You are to retype all of the data exactly as it appears.

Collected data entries

----------

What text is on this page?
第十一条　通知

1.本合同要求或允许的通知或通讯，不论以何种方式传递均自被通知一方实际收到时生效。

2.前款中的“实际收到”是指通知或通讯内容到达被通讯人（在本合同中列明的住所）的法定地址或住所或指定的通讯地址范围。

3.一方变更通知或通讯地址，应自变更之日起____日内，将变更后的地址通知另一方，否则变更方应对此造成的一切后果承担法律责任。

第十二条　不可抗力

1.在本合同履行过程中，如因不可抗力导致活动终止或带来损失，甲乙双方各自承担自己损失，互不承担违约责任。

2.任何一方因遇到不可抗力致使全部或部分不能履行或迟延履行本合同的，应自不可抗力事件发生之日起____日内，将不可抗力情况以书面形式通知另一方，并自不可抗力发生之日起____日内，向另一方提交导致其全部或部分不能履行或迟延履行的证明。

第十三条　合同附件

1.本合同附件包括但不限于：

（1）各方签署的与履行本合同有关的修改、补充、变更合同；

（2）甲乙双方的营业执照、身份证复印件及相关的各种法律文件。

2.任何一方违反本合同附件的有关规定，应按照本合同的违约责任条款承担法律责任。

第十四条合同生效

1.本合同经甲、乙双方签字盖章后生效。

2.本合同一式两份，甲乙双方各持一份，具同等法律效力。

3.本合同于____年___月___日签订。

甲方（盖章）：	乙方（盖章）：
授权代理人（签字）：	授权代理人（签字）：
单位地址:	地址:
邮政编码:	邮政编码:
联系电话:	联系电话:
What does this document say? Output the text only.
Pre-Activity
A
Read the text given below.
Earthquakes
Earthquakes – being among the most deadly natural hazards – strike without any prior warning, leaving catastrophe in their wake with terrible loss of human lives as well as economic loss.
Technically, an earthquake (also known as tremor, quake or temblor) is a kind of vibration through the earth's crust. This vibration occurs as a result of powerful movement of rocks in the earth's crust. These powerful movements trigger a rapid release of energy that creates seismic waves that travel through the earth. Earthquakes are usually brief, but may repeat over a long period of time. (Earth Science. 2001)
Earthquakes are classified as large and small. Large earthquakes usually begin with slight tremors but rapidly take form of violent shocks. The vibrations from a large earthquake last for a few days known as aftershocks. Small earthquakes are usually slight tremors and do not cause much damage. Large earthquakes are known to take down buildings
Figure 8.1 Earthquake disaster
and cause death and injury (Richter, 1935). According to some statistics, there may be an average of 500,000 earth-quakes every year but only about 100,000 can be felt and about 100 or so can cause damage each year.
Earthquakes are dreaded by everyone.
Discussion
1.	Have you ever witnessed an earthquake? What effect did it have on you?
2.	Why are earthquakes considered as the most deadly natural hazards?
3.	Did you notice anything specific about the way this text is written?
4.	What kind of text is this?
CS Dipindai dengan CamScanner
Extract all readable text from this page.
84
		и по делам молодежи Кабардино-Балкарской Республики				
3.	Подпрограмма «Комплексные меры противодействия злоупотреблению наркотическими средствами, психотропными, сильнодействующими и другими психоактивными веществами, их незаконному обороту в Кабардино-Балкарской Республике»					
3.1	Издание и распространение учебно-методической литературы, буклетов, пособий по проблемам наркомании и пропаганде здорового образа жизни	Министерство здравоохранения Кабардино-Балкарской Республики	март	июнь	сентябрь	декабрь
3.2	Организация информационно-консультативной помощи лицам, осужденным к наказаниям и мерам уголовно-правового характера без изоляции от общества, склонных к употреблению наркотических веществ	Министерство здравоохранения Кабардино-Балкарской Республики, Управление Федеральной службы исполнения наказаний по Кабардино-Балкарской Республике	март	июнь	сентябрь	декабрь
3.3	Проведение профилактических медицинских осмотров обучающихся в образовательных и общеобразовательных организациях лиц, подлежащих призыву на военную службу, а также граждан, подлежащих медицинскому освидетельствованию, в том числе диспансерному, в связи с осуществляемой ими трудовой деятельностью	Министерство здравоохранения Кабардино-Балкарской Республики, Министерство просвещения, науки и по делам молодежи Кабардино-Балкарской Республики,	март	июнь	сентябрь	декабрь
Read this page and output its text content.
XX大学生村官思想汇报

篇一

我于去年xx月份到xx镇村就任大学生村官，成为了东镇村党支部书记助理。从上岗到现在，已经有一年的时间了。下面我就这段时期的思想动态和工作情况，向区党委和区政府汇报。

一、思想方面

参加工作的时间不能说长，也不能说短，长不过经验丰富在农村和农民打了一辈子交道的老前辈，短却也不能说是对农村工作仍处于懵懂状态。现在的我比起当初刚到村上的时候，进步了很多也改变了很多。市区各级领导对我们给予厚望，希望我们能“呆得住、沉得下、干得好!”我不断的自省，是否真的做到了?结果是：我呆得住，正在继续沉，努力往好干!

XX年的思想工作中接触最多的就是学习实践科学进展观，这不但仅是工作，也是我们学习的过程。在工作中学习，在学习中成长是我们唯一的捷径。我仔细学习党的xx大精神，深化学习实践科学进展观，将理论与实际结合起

----------

» Completed exercise:
What text is on this page?
第十一条　通知

1.本合同要求或允许的通知或通讯，不论以何种方式传递均自被通知一方实际收到时生效。

2.前款中的“实际收到”是指通知或通讯内容到达被通讯人（在本合同中列明的住所）的法定地址或住所或指定的通讯地址范围。

3.一方变更通知或通讯地址，应自变更之日起____日内，将变更后的地址通知另一方，否则变更方应对此造成的一切后果承担法律责任。

第十二条　不可抗力

1.在本合同履行过程中，如因不可抗力导致活动终止或带来损失，甲乙双方各自承担自己损失，互不承担违约责任。

2.任何一方因遇到不可抗力致使全部或部分不能履行或迟延履行本合同的，应自不可抗力事件发生之日起____日内，将不可抗力情况以书面形式通知另一方，并自不可抗力发生之日起____日内，向另一方提交导致其全部或部分不能履行或迟延履行的证明。

第十三条　合同附件

1.本合同附件包括但不限于：

（1）各方签署的与履行本合同有关的修改、补充、变更合同；

（2）甲乙双方的营业执照、身份证复印件及相关的各种法律文件。

2.任何一方违反本合同附件的有关规定，应按照本合同的违约责任条款承担法律责任。

第十四条合同生效

1.本合同经甲、乙双方签字盖章后生效。

2.本合同一式两份，甲乙双方各持一份，具同等法律效力。

3.本合同于____年___月___日签订。

甲方（盖章）：	乙方（盖章）：
授权代理人（签字）：	授权代理人（签字）：
单位地址:	地址:
邮政编码:	邮政编码:
联系电话:	联系电话:
What does this document say? Output the text only.
Pre-Activity
A
Read the text given below.
Earthquakes
Earthquakes – being among the most deadly natural hazards – strike without any prior warning, leaving catastrophe in their wake with terrible loss of human lives as well as economic loss.
Technically, an earthquake (also known as tremor, quake or temblor) is a kind of vibration through the earth's crust. This vibration occurs as a result of powerful movement of rocks in the earth's crust. These powerful movements trigger a rapid release of energy that creates seismic waves that travel through the earth. Earthquakes are usually brief, but may repeat over a long period of time. (Earth Science. 2001)
Earthquakes are classified as large and small. Large earthquakes usually begin with slight tremors but rapidly take form of violent shocks. The vibrations from a large earthquake last for a few days known as aftershocks. Small earthquakes are usually slight tremors and do not cause much damage. Large earthquakes are known to take down buildings
Figure 8.1 Earthquake disaster
and cause death and injury (Richter, 1935). According to some statistics, there may be an average of 500,000 earth-quakes every year but only about 100,000 can be felt and about 100 or so can cause damage each year.
Earthquakes are dreaded by everyone.
Discussion
1.	Have you ever witnessed an earthquake? What effect did it have on you?
2.	Why are earthquakes considered as the most deadly natural hazards?
3.	Did you notice anything specific about the way this text is written?
4.	What kind of text is this?
CS Dipindai dengan CamScanner
Extract all readable text from this page.
84
		и по делам молодежи Кабардино-Балкарской Республики				
3.	Подпрограмма «Комплексные меры противодействия злоупотреблению наркотическими средствами, психотропными, сильнодействующими и другими психоактивными веществами, их незаконному обороту в Кабардино-Балкарской Республике»					
3.1	Издание и распространение учебно-методической литературы, буклетов, пособий по проблемам наркомании и пропаганде здорового образа жизни	Министерство здравоохранения Кабардино-Балкарской Республики	март	июнь	сентябрь	декабрь
3.2	Организация информационно-консультативной помощи лицам, осужденным к наказаниям и мерам уголовно-правового характера без изоляции от общества, склонных к употреблению наркотических веществ	Министерство здравоохранения Кабардино-Балкарской Республики, Управление Федеральной службы исполнения наказаний по Кабардино-Балкарской Республике	март	июнь	сентябрь	декабрь
3.3	Проведение профилактических медицинских осмотров обучающихся в образовательных и общеобразовательных организациях лиц, подлежащих призыву на военную службу, а также граждан, подлежащих медицинскому освидетельствованию, в том числе диспансерному, в связи с осуществляемой ими трудовой деятельностью	Министерство здравоохранения Кабардино-Балкарской Республики, Министерство просвещения, науки и по делам молодежи Кабардино-Балкарской Республики,	март	июнь	сентябрь	декабрь
Read this page and output its text content.
XX大学生村官思想汇报

篇一

我于去年xx月份到xx镇村就任大学生村官，成为了东镇村党支部书记助理。从上岗到现在，已经有一年的时间了。下面我就这段时期的思想动态和工作情况，向区党委和区政府汇报。

一、思想方面

参加工作的时间不能说长，也不能说短，长不过经验丰富在农村和农民打了一辈子交道的老前辈，短却也不能说是对农村工作仍处于懵懂状态。现在的我比起当初刚到村上的时候，进步了很多也改变了很多。市区各级领导对我们给予厚望，希望我们能“呆得住、沉得下、干得好!”我不断的自省，是否真的做到了?结果是：我呆得住，正在继续沉，努力往好干!

XX年的思想工作中接触最多的就是学习实践科学进展观，这不但仅是工作，也是我们学习的过程。在工作中学习，在学习中成长是我们唯一的捷径。我仔细学习党的xx大精神，深化学习实践科学进展观，将理论与实际结合起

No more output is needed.